Requirement: Within the data below, state how many lines contain the string "conform". Provide the number only.

Data provided:
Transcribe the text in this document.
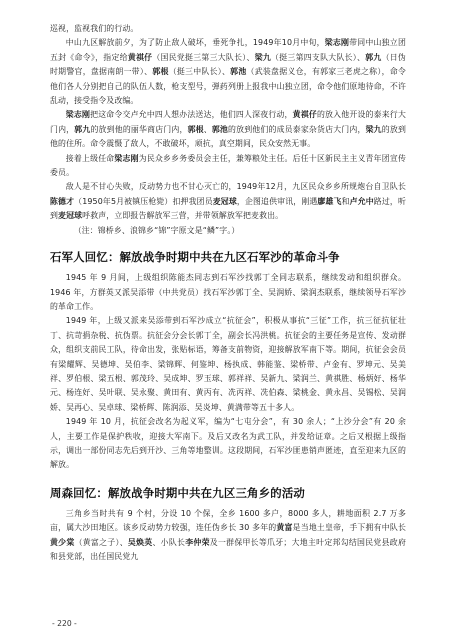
巡视，监视我们的行动。

中山九区解放前夕，为了防止敌人破坏，垂死争扎，1949年10月中旬，梁志刚带同中山独立团五封《命令》，指定给黄祺仔（国民党挺三第三大队长）、梁九（挺三第四支队大队长）、郭九（日伪时期警官，盘据南朗一带）、郭根（挺三中队长）、郭池（武装盘据义仓，有郭家三老虎之称），命令他们各人分别把自己的队伍人数，枪支型号，弹药列册上报我中山独立团，命令他们原地待命，不许乱动，接受指令及改编。

梁志刚把这命令交卢允中四人想办法送达，他们四人深夜行动，黄祺仔的放入他开设的泰来行大门内，郭九的放到他的丽华商店门内，郭根、郭池的放到他们的成员泰家杂货店大门内，梁九的放到他的住所。命令震慑了敌人，不敢破坏，顽抗，真空期间，民众安然无事。

接着上级任命梁志刚为民众乡乡务委员会主任，兼筹粮处主任。后任十区新民主主义青年团宣传委员。

敌人是不甘心失败，反动势力也不甘心灭亡的，1949年12月，九区民众乡乡所规炮台自卫队长陈德才（1950年5月被镇压枪毙）扣押我团员麦冠球，企图追供审讯，刚遇廖雄飞和卢允中路过，听到麦冠球呼救声，立即报告解放军三营，并带领解放军把麦救出。

（注：锦桥乡、浪锦乡“锦”字原文是“鳞”字。）

石军人回忆：解放战争时期中共在九区石军沙的革命斗争

1945 年 9 月间，上级组织陈能杰同志到石军沙找郭丁全同志联系，继续发动和组织群众。1946 年，方群英又派吴添带（中共党员）找石军沙郭丁全、吴润娇、梁润杰联系，继续领导石军沙的革命工作。

1949 年，上级又派来吴添带到石军沙成立“抗征会”，积极从事抗“三征”工作，抗三征抗征壮丁、抗苛捐杂税、抗伪票。抗征会分会长郭丁全，副会长冯洪桃。抗征会的主要任务是宣传、发动群众，组织支前民工队，待命出发，张贴标语，筹备支前物资，迎接解放军南下等。期间，抗征会会员有梁耀辉、吴德坤、吴伯李、梁锦辉、何鉴坤、杨执成、韩能鉴、梁桥带、卢金有、罗坤元、吴美祥、罗伯根、梁五根、郭茂玲、吴成坤、罗玉球、郭祥祥、吴新九、梁润兰、黄祺胜、杨炳好、杨华元、杨连好、吴叶联、吴永聚、黄田有、黄丙有、冼丙祥、冼伯森、梁桃金、黄永昌、吴锡松、吴润娇、吴再心、吴卓球、梁桥辉、陈润添、吴炎坤、黄满带等五十多人。

1949 年 10 月，抗征会改名为起义军，编为“七屯分会”，有 30 余人；“上沙分会”有 20 余人，主要工作是保护秩收，迎接大军南下。及后又改名为武工队，并发给证章。之后又根据上级指示，调出一部份同志先后到开沙、三角等地整训。这段期间，石军沙匪患销声匿迹，直至迎来九区的解放。

周森回忆：解放战争时期中共在九区三角乡的活动

三角乡当时共有 9 个村，分设 10 个保，全乡 1600 多户，8000 多人，耕地面积 2.7 万多亩，属大沙田地区。该乡反动势力较强，连任伪乡长 30 多年的黄富是当地土皇帝，手下拥有中队长黄少棠（黄富之子）、吴焕英、小队长李仲荣及一群保甲长等爪牙；大地主叶定邦勾结国民党县政府和县党部，出任国民党九

- 220 -
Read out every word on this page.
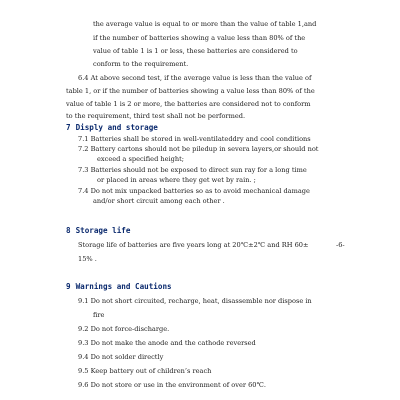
the average value is equal to or more than the value of table 1,and
if the number of batteries showing a value less than 80% of the
value of table 1 is 1 or less, these batteries are considered to
conform to the requirement.
6.4 At above second test, if the average value is less than the value of
table 1, or if the number of batteries showing a value less than 80% of the
value of table 1 is 2 or more, the batteries are considered not to conform
to the requirement, third test shall not be performed.
7 Disply and storage
7.1 Batteries shall be stored in well-ventilateddry and cool conditions
7.2 Battery cartons should not be piledup in severa layers,or should not
exceed a specified height;
7.3 Batteries should not be exposed to direct sun ray for a long time
or placed in areas where they get wet by rain. ;
7.4 Do not mix unpacked batteries so as to avoid mechanical damage
and/or short circuit among each other .
8 Storage life
Storage life of batteries are five years long at 20℃±2℃ and RH 60±	-6-
15% .
9 Warnings and Cautions
9.1 Do not short circuited, recharge, heat, disassemble nor dispose in
fire
9.2 Do not force-discharge.
9.3 Do not make the anode and the cathode reversed
9.4 Do not solder directly
9.5 Keep battery out of children’s reach
9.6 Do not store or use in the environment of over 60℃.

Result below: 2